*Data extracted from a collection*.
···

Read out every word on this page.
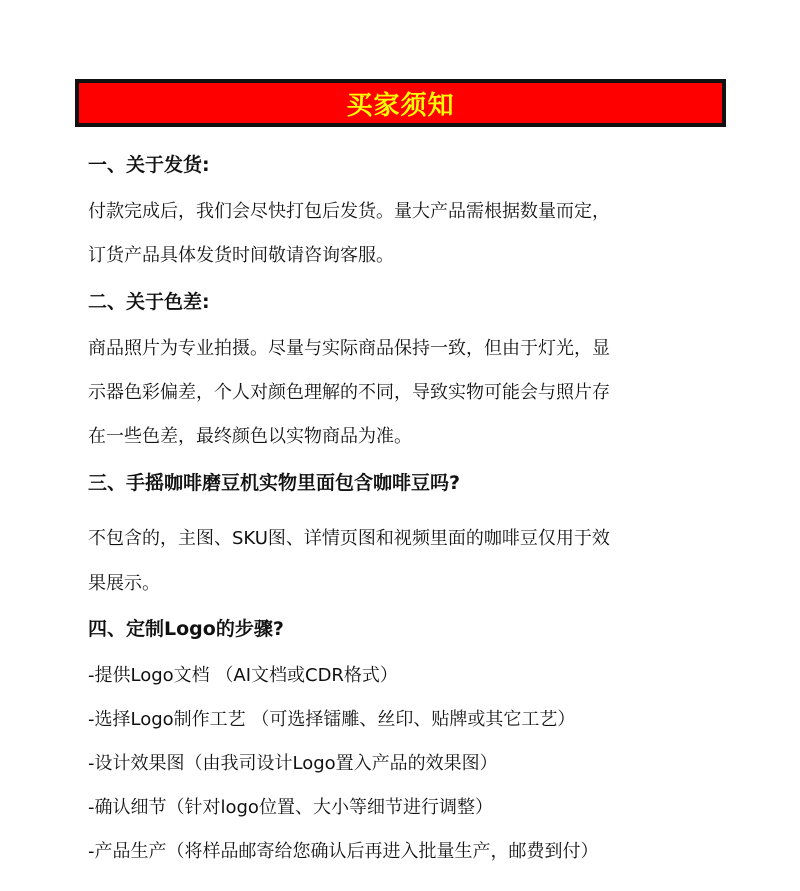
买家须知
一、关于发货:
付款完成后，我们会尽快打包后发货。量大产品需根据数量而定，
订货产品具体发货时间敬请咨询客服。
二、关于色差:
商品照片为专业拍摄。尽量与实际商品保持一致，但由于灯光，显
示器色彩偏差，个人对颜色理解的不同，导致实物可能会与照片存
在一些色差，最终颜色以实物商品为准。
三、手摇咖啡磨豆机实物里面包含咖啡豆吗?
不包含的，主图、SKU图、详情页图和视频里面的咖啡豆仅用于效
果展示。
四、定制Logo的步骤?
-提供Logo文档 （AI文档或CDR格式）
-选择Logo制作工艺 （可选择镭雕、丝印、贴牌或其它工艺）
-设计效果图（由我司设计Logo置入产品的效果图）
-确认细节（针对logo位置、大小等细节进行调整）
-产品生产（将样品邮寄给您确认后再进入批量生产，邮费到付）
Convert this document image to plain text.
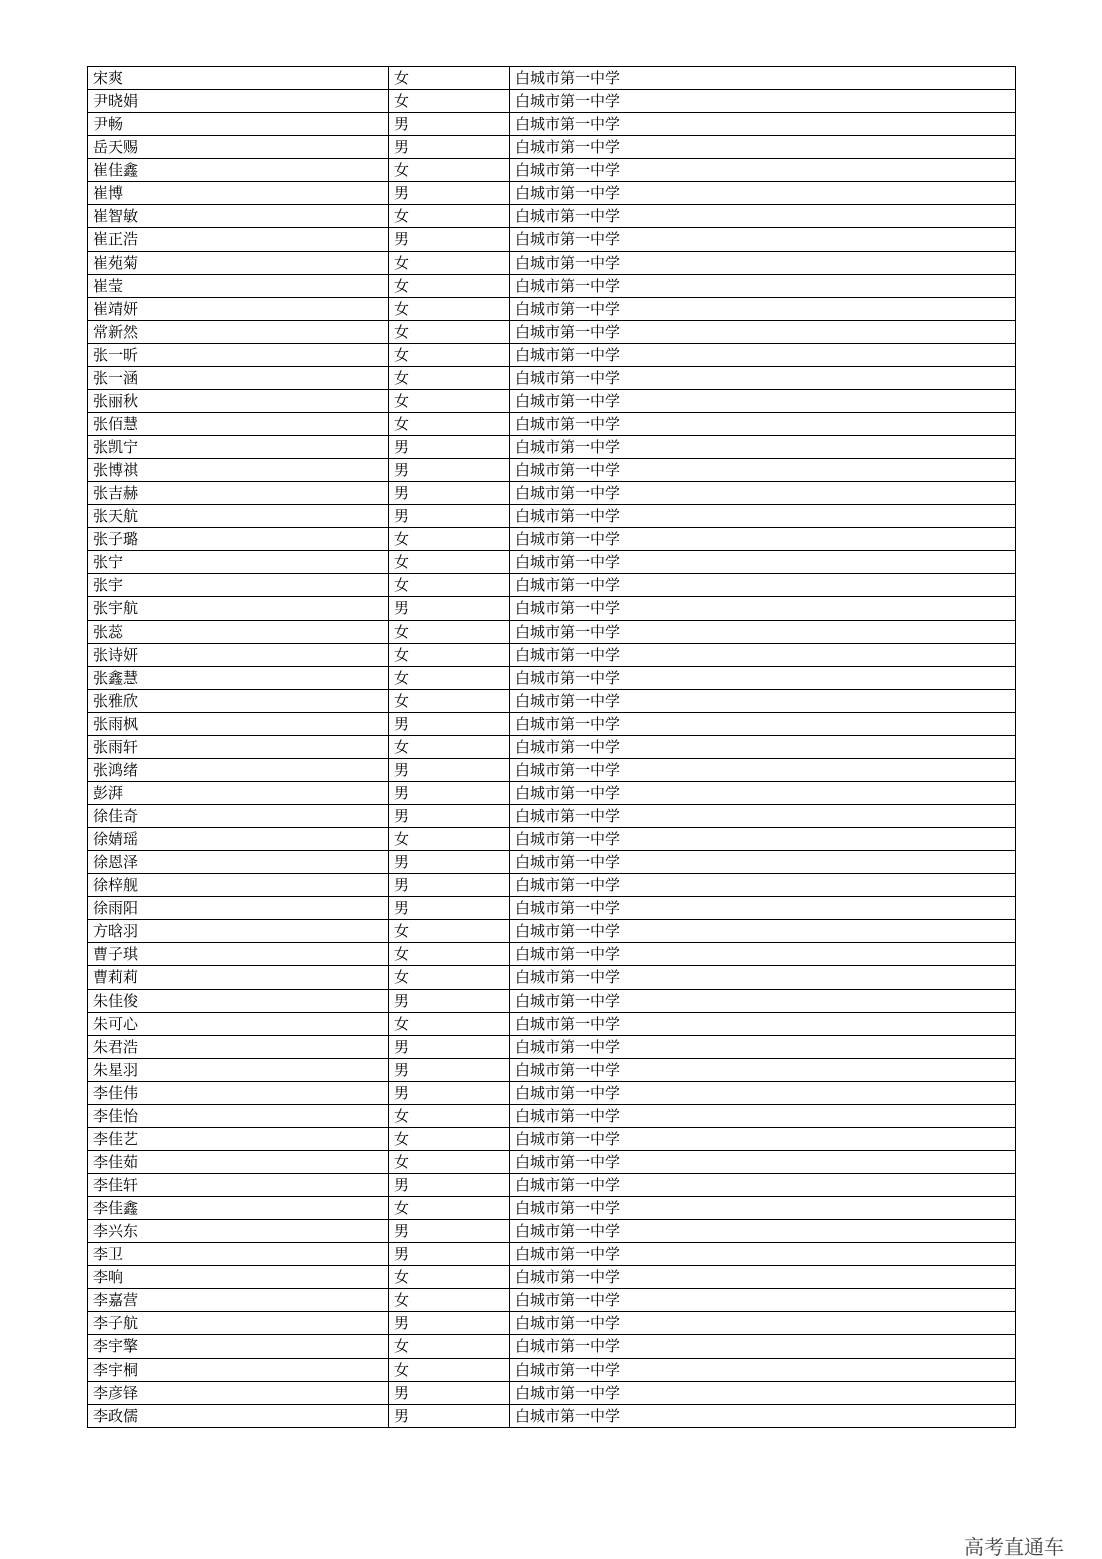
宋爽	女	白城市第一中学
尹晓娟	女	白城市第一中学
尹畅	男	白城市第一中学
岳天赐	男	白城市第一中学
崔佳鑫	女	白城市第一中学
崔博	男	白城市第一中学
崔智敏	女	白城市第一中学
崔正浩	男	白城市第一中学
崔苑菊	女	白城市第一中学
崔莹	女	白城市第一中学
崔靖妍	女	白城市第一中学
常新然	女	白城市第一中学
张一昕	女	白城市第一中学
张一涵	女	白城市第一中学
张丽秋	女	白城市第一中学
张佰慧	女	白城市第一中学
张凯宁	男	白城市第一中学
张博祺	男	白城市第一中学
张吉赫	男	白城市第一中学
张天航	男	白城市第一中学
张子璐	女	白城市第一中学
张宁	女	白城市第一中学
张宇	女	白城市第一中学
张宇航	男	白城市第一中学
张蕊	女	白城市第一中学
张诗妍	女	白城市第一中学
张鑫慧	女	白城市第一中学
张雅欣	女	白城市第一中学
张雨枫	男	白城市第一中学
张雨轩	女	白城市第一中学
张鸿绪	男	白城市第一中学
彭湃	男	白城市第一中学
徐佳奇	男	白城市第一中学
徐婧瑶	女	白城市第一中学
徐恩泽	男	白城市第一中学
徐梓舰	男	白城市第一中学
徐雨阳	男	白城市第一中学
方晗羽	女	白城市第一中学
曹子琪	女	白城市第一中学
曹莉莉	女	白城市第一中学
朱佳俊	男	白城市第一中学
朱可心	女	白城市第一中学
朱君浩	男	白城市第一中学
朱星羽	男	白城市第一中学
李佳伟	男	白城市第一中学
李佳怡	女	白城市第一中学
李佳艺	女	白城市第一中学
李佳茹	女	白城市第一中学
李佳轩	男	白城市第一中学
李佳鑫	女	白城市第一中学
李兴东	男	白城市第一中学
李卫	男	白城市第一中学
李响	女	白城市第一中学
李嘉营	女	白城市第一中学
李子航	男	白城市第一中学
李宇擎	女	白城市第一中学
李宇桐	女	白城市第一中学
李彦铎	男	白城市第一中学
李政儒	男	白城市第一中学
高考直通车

···

*EXERCISE INSTRUCTIONS*.
Print all the records again exactly; do not include any picture.

*REPLY*.
Read out every word on this page.
买家须知
一、关于发货:
付款完成后，我们会尽快打包后发货。量大产品需根据数量而定，
订货产品具体发货时间敬请咨询客服。
二、关于色差:
商品照片为专业拍摄。尽量与实际商品保持一致，但由于灯光，显
示器色彩偏差，个人对颜色理解的不同，导致实物可能会与照片存
在一些色差，最终颜色以实物商品为准。
三、手摇咖啡磨豆机实物里面包含咖啡豆吗?
不包含的，主图、SKU图、详情页图和视频里面的咖啡豆仅用于效
果展示。
四、定制Logo的步骤?
-提供Logo文档 （AI文档或CDR格式）
-选择Logo制作工艺 （可选择镭雕、丝印、贴牌或其它工艺）
-设计效果图（由我司设计Logo置入产品的效果图）
-确认细节（针对logo位置、大小等细节进行调整）
-产品生产（将样品邮寄给您确认后再进入批量生产，邮费到付）
Convert this document image to plain text.
宋爽	女	白城市第一中学
尹晓娟	女	白城市第一中学
尹畅	男	白城市第一中学
岳天赐	男	白城市第一中学
崔佳鑫	女	白城市第一中学
崔博	男	白城市第一中学
崔智敏	女	白城市第一中学
崔正浩	男	白城市第一中学
崔苑菊	女	白城市第一中学
崔莹	女	白城市第一中学
崔靖妍	女	白城市第一中学
常新然	女	白城市第一中学
张一昕	女	白城市第一中学
张一涵	女	白城市第一中学
张丽秋	女	白城市第一中学
张佰慧	女	白城市第一中学
张凯宁	男	白城市第一中学
张博祺	男	白城市第一中学
张吉赫	男	白城市第一中学
张天航	男	白城市第一中学
张子璐	女	白城市第一中学
张宁	女	白城市第一中学
张宇	女	白城市第一中学
张宇航	男	白城市第一中学
张蕊	女	白城市第一中学
张诗妍	女	白城市第一中学
张鑫慧	女	白城市第一中学
张雅欣	女	白城市第一中学
张雨枫	男	白城市第一中学
张雨轩	女	白城市第一中学
张鸿绪	男	白城市第一中学
彭湃	男	白城市第一中学
徐佳奇	男	白城市第一中学
徐婧瑶	女	白城市第一中学
徐恩泽	男	白城市第一中学
徐梓舰	男	白城市第一中学
徐雨阳	男	白城市第一中学
方晗羽	女	白城市第一中学
曹子琪	女	白城市第一中学
曹莉莉	女	白城市第一中学
朱佳俊	男	白城市第一中学
朱可心	女	白城市第一中学
朱君浩	男	白城市第一中学
朱星羽	男	白城市第一中学
李佳伟	男	白城市第一中学
李佳怡	女	白城市第一中学
李佳艺	女	白城市第一中学
李佳茹	女	白城市第一中学
李佳轩	男	白城市第一中学
李佳鑫	女	白城市第一中学
李兴东	男	白城市第一中学
李卫	男	白城市第一中学
李响	女	白城市第一中学
李嘉营	女	白城市第一中学
李子航	男	白城市第一中学
李宇擎	女	白城市第一中学
李宇桐	女	白城市第一中学
李彦铎	男	白城市第一中学
李政儒	男	白城市第一中学
高考直通车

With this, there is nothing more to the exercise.